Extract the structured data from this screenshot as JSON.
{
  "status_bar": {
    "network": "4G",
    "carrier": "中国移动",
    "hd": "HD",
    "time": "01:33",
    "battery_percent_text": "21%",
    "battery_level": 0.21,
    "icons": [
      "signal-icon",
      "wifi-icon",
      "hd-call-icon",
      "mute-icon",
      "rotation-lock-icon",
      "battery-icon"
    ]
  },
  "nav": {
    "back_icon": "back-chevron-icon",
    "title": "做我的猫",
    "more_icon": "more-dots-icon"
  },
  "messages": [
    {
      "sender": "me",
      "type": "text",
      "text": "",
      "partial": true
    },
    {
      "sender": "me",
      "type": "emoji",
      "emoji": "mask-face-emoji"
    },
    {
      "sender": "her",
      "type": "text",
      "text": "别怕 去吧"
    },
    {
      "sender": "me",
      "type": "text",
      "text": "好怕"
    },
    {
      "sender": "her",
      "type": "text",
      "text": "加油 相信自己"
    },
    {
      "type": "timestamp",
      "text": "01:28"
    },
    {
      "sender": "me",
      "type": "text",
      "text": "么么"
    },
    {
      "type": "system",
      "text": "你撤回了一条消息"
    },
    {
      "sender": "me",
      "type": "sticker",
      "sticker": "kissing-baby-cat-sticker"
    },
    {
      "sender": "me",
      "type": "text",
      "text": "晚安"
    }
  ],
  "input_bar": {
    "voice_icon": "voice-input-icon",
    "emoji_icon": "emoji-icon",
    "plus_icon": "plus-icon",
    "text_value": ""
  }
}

----

▶ [Task statement] Transcribe all of the entries without altering anything.

▶ [Exercise solution]
Extract the structured data from this screenshot as JSON.
{
  "status_bar": {
    "network": "4G",
    "carrier": "中国移动",
    "hd": "HD",
    "time": "01:33",
    "battery_percent_text": "21%",
    "battery_level": 0.21,
    "icons": [
      "signal-icon",
      "wifi-icon",
      "hd-call-icon",
      "mute-icon",
      "rotation-lock-icon",
      "battery-icon"
    ]
  },
  "nav": {
    "back_icon": "back-chevron-icon",
    "title": "做我的猫",
    "more_icon": "more-dots-icon"
  },
  "messages": [
    {
      "sender": "me",
      "type": "text",
      "text": "",
      "partial": true
    },
    {
      "sender": "me",
      "type": "emoji",
      "emoji": "mask-face-emoji"
    },
    {
      "sender": "her",
      "type": "text",
      "text": "别怕 去吧"
    },
    {
      "sender": "me",
      "type": "text",
      "text": "好怕"
    },
    {
      "sender": "her",
      "type": "text",
      "text": "加油 相信自己"
    },
    {
      "type": "timestamp",
      "text": "01:28"
    },
    {
      "sender": "me",
      "type": "text",
      "text": "么么"
    },
    {
      "type": "system",
      "text": "你撤回了一条消息"
    },
    {
      "sender": "me",
      "type": "sticker",
      "sticker": "kissing-baby-cat-sticker"
    },
    {
      "sender": "me",
      "type": "text",
      "text": "晚安"
    }
  ],
  "input_bar": {
    "voice_icon": "voice-input-icon",
    "emoji_icon": "emoji-icon",
    "plus_icon": "plus-icon",
    "text_value": ""
  }
}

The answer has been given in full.